EXERCISE PASSAGE:
★ ★ ★ ★

En Garde! Lafayette College Offers a Duel to Those Who Dare
Modern sports like football and basketball dominate the national athletic landscape in the 5,000 colleges and universities across the U.S.
However, only 46 have intercollegiate fencing programs. Lafayette College is one those rare few that embraces a sport with roots dating back to antiquity.
Lafayette senior Costanza Davis spent most of her childhood living in Italy. As she walked through her hometown of fair Verona, she was surrounded by remnants of the Renaissance and developed an appreciation for the ideas and artistry of past eras.
“Fencing is a big culture in Italy,” Davis says. “Whenever the Olympics are on, it will definitely be on TV.”
Daughter of a Lafayette alumnus and fencer, Davis grew up playing the more common basketball and volleyball since fencing wasn’t an option at the English-speaking schools she attended in Europe.
However, as she planned to go to college, she was sure she wanted to attend her father’s alma mater and join the fencing team.
Much different than the ball sports she played previously, she needed to learn an entirely different set of athletic skills and train herself to disregard her natural instincts.
“Contrary to popular belief, you are not supposed to run when someone is trying to stab you,” Davis says. “In fencing, you are supposed to stab back.”
Foil, épée and saber are the three types of weapons available in fencing, and each has its own set of rules and requires unique training and technique.
Foil is a descendent of the light court swords used in past centuries by nobility to train for duels. In competition, the valid target area is the torso – shoulders to groin – and to score points, touches must be made with the tip of the blade.

★ ★ ★ ★

TASK OBJECTIVE:
Continue the article about fencing at Lafayette College, starting right after its last sentence.

★ ★ ★ ★

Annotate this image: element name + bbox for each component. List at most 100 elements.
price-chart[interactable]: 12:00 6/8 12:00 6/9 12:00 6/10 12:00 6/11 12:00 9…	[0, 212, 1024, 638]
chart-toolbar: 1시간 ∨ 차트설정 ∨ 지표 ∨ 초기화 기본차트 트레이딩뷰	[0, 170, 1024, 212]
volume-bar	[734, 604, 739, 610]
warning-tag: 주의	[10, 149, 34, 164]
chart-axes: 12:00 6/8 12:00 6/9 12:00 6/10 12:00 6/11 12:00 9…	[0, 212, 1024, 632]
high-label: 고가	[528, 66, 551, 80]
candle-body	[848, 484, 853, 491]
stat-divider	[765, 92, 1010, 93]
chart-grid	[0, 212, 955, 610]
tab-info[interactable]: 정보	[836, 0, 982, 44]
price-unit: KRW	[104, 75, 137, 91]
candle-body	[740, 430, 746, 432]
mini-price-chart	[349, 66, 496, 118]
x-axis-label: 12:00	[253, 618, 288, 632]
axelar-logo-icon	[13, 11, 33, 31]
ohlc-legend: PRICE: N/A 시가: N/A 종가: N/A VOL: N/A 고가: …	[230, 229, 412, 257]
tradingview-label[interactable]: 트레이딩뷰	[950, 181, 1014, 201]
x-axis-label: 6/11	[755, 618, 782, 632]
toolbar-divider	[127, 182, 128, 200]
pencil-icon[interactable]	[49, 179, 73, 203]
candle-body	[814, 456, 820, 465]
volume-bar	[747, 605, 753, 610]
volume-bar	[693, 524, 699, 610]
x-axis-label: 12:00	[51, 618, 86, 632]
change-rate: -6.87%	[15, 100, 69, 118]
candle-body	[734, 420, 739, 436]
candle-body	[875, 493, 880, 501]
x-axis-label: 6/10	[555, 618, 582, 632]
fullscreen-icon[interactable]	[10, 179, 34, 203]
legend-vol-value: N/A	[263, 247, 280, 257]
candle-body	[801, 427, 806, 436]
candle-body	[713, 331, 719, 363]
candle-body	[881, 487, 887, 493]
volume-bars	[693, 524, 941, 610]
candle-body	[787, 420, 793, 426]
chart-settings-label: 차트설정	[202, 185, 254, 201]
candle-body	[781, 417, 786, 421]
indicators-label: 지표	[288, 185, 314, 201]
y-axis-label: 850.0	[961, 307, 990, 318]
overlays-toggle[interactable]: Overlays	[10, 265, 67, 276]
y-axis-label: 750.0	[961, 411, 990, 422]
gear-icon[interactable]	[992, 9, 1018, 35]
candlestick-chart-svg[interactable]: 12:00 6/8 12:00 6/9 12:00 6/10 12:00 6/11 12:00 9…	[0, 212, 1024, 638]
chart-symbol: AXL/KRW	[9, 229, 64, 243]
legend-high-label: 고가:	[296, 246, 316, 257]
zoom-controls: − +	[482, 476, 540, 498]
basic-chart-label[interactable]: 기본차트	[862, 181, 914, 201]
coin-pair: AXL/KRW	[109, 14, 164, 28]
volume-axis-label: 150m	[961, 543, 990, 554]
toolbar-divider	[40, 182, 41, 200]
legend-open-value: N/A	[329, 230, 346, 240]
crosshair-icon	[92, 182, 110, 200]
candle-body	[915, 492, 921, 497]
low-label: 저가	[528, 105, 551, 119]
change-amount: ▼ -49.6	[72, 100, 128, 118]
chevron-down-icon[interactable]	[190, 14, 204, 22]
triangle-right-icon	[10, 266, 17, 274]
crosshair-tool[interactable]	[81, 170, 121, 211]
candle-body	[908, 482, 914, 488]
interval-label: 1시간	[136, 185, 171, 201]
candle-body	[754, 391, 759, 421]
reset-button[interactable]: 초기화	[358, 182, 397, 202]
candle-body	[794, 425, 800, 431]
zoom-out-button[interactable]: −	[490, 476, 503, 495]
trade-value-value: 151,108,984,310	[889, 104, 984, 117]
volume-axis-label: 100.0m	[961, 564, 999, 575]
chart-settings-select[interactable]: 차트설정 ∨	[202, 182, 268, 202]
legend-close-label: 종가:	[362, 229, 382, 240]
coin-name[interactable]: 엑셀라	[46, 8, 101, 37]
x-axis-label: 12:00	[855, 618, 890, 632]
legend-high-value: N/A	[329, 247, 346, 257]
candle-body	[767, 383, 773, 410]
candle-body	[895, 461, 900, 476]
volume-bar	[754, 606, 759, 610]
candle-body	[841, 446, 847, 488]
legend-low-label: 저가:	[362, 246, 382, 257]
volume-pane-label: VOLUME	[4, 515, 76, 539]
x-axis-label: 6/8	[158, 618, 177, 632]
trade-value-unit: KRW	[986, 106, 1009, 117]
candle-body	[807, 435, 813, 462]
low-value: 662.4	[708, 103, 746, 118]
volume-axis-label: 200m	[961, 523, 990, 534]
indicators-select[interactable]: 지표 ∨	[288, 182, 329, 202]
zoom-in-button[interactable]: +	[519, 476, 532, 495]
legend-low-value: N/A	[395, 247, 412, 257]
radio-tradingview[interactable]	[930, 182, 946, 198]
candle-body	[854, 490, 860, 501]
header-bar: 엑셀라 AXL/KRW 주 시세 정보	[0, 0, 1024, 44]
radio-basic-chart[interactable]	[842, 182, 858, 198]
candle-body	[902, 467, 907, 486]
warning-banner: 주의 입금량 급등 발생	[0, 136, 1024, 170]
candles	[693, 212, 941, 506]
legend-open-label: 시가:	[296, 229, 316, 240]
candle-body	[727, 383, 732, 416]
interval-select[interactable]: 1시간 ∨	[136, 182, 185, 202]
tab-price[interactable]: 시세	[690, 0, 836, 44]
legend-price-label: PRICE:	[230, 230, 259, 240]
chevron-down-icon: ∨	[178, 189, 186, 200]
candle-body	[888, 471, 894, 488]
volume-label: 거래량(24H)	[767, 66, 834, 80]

★ ★ ★ ★

YOUR RESPONSE:
Épée (pronounced EP-pay), which literally means sword in French, is slightly heavier and stiffer than the foil. Like foil, touches must be made by the weapon’s point, but the entire body is a target. Protecting one’s increased target area often means fencers spend more time probing opponents’ defenses before risking an attack.
Where épée is the weapon of defensive strategy, saber favors an aggressive offense with a slash and hack approach. Saber fencers can score with the edge of the blade as well as the point. The target area includes everything above the waist including the arms and head, which is meant to simulate a cavalry rider striking from atop a horse.
Tournament rules vary, but typically five or 15 points will win a period. In some direct-elimination rounds, there are three, three-minute periods in a match.
Due to the lightning-quick action in fencing, technology has helped improve the accuracy of scoring.
Weapons are wired electronically to register touches. In foil and saber, the fencer’s vest, called a lamé, contains a metallic material that helps create an electrical circuit upon a touch. A saber mask is also metal since head touches are valid. A lamé is not worn in épée since the entire body is a valid target. The épée’s blade tip registers a touch based on pressure. For all, the electrical signals light up a scoreboard when weapons touch valid target areas.
Alex Gorloff, who is in his third year on the Lafayette team, was a New Jersey state champion in saber during his tenure at Ramapo High School. His imagination and inclination to fantasy helped guide his athletic path.
“As an 8-year-old, I was thinking, ‘Swords are pretty cool. I want to try that,’” Gorloff says.
Physical agility is important, but winning the mental game during a match is key, according to Gorloff.
“I’ve won or lost based on who succeeds at outthinking the other,” Gorloff says. “It’s not always about speed or strength. It’s who outplays their opponent.”
Lafayette fencing head coach Jarrod Rottau graduated from Lafayette in 2010 and was the foil team’s captain from 2007-09. He said newcomers to the sport should expect fun, fast-paced action that requires a high degree of athleticism.
“It takes a tremendous amount of training and, more importantly, the dedication to do that training,” Rottau says.
Lafayette’s fencing program began in 1927 and, if this season’s team is any indication, it will continue to provide an avenue for those who seek modern sport combined with the artisanship of bygone days.